_REQUEST_: Copy every record below exactly as written, but leave out the pictures.

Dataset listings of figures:
════════
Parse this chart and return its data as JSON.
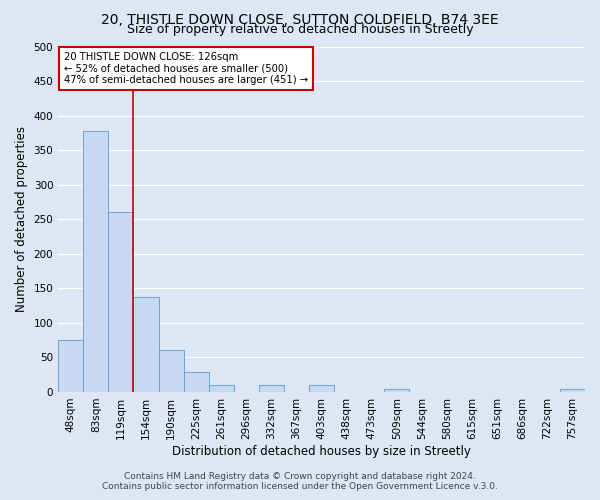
{
  "title": "20, THISTLE DOWN CLOSE, SUTTON COLDFIELD, B74 3EE",
  "subtitle": "Size of property relative to detached houses in Streetly",
  "xlabel": "Distribution of detached houses by size in Streetly",
  "ylabel": "Number of detached properties",
  "bar_labels": [
    "48sqm",
    "83sqm",
    "119sqm",
    "154sqm",
    "190sqm",
    "225sqm",
    "261sqm",
    "296sqm",
    "332sqm",
    "367sqm",
    "403sqm",
    "438sqm",
    "473sqm",
    "509sqm",
    "544sqm",
    "580sqm",
    "615sqm",
    "651sqm",
    "686sqm",
    "722sqm",
    "757sqm"
  ],
  "bar_values": [
    75,
    378,
    260,
    137,
    61,
    29,
    10,
    0,
    10,
    0,
    10,
    0,
    0,
    5,
    0,
    0,
    0,
    0,
    0,
    0,
    5
  ],
  "bar_color": "#c6d9f0",
  "bar_edge_color": "#5b9bd5",
  "ylim": [
    0,
    500
  ],
  "yticks": [
    0,
    50,
    100,
    150,
    200,
    250,
    300,
    350,
    400,
    450,
    500
  ],
  "marker_line_color": "#cc0000",
  "annotation_line1": "20 THISTLE DOWN CLOSE: 126sqm",
  "annotation_line2": "← 52% of detached houses are smaller (500)",
  "annotation_line3": "47% of semi-detached houses are larger (451) →",
  "annotation_box_color": "#ffffff",
  "annotation_box_edge_color": "#cc0000",
  "footer1": "Contains HM Land Registry data © Crown copyright and database right 2024.",
  "footer2": "Contains public sector information licensed under the Open Government Licence v.3.0.",
  "background_color": "#dce6f5",
  "plot_background_color": "#dce6f5",
  "grid_color": "#ffffff",
  "title_fontsize": 10,
  "subtitle_fontsize": 9,
  "axis_label_fontsize": 8.5,
  "tick_fontsize": 7.5,
  "footer_fontsize": 6.5
}
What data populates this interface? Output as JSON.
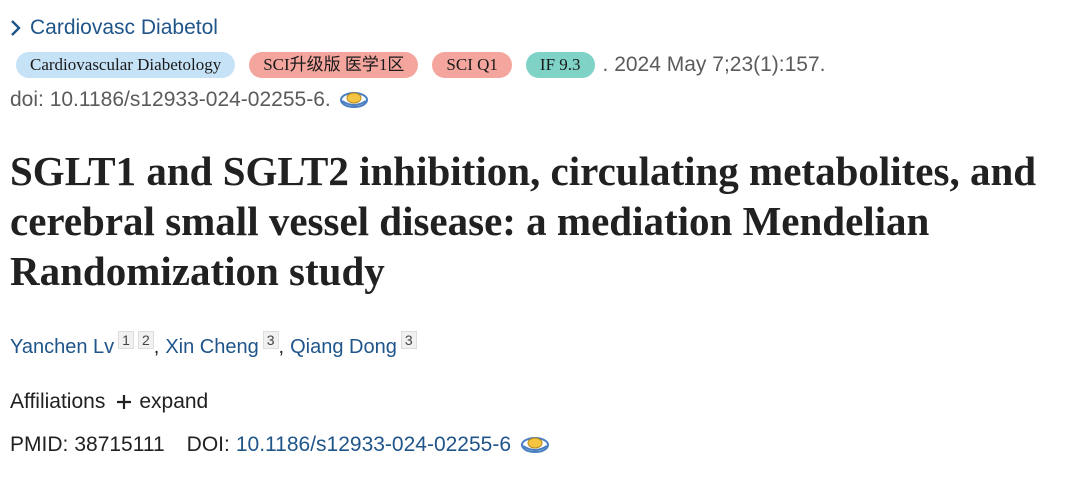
{
  "journal_link": "Cardiovasc Diabetol",
  "badges": [
    "Cardiovascular Diabetology",
    "SCI升级版 医学1区",
    "SCI Q1",
    "IF 9.3"
  ],
  "citation": ". 2024 May 7;23(1):157.",
  "doi_line": "doi: 10.1186/s12933-024-02255-6.",
  "title": "SGLT1 and SGLT2 inhibition, circulating metabolites, and cerebral small vessel disease: a mediation Mendelian Randomization study",
  "authors": [
    {
      "name": "Yanchen Lv",
      "refs": [
        "1",
        "2"
      ],
      "sep": ","
    },
    {
      "name": "Xin Cheng",
      "refs": [
        "3"
      ],
      "sep": ","
    },
    {
      "name": "Qiang Dong",
      "refs": [
        "3"
      ]
    }
  ],
  "affiliations": {
    "label": "Affiliations",
    "expand": "expand"
  },
  "ids": {
    "pmid_label": "PMID:",
    "pmid": "38715111",
    "doi_label": "DOI:",
    "doi": "10.1186/s12933-024-02255-6"
  }
}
════════
_CORRECT ANSWER_:
Parse this chart and return its data as JSON.
{
  "title": "20, THISTLE DOWN CLOSE, SUTTON COLDFIELD, B74 3EE",
  "subtitle": "Size of property relative to detached houses in Streetly",
  "xlabel": "Distribution of detached houses by size in Streetly",
  "ylabel": "Number of detached properties",
  "bar_labels": [
    "48sqm",
    "83sqm",
    "119sqm",
    "154sqm",
    "190sqm",
    "225sqm",
    "261sqm",
    "296sqm",
    "332sqm",
    "367sqm",
    "403sqm",
    "438sqm",
    "473sqm",
    "509sqm",
    "544sqm",
    "580sqm",
    "615sqm",
    "651sqm",
    "686sqm",
    "722sqm",
    "757sqm"
  ],
  "bar_values": [
    75,
    378,
    260,
    137,
    61,
    29,
    10,
    0,
    10,
    0,
    10,
    0,
    0,
    5,
    0,
    0,
    0,
    0,
    0,
    0,
    5
  ],
  "bar_color": "#c6d9f0",
  "bar_edge_color": "#5b9bd5",
  "ylim": [
    0,
    500
  ],
  "yticks": [
    0,
    50,
    100,
    150,
    200,
    250,
    300,
    350,
    400,
    450,
    500
  ],
  "marker_line_color": "#cc0000",
  "annotation_line1": "20 THISTLE DOWN CLOSE: 126sqm",
  "annotation_line2": "← 52% of detached houses are smaller (500)",
  "annotation_line3": "47% of semi-detached houses are larger (451) →",
  "annotation_box_color": "#ffffff",
  "annotation_box_edge_color": "#cc0000",
  "footer1": "Contains HM Land Registry data © Crown copyright and database right 2024.",
  "footer2": "Contains public sector information licensed under the Open Government Licence v.3.0.",
  "background_color": "#dce6f5",
  "plot_background_color": "#dce6f5",
  "grid_color": "#ffffff",
  "title_fontsize": 10,
  "subtitle_fontsize": 9,
  "axis_label_fontsize": 8.5,
  "tick_fontsize": 7.5,
  "footer_fontsize": 6.5
}
What data populates this interface? Output as JSON.
{
  "journal_link": "Cardiovasc Diabetol",
  "badges": [
    "Cardiovascular Diabetology",
    "SCI升级版 医学1区",
    "SCI Q1",
    "IF 9.3"
  ],
  "citation": ". 2024 May 7;23(1):157.",
  "doi_line": "doi: 10.1186/s12933-024-02255-6.",
  "title": "SGLT1 and SGLT2 inhibition, circulating metabolites, and cerebral small vessel disease: a mediation Mendelian Randomization study",
  "authors": [
    {
      "name": "Yanchen Lv",
      "refs": [
        "1",
        "2"
      ],
      "sep": ","
    },
    {
      "name": "Xin Cheng",
      "refs": [
        "3"
      ],
      "sep": ","
    },
    {
      "name": "Qiang Dong",
      "refs": [
        "3"
      ]
    }
  ],
  "affiliations": {
    "label": "Affiliations",
    "expand": "expand"
  },
  "ids": {
    "pmid_label": "PMID:",
    "pmid": "38715111",
    "doi_label": "DOI:",
    "doi": "10.1186/s12933-024-02255-6"
  }
}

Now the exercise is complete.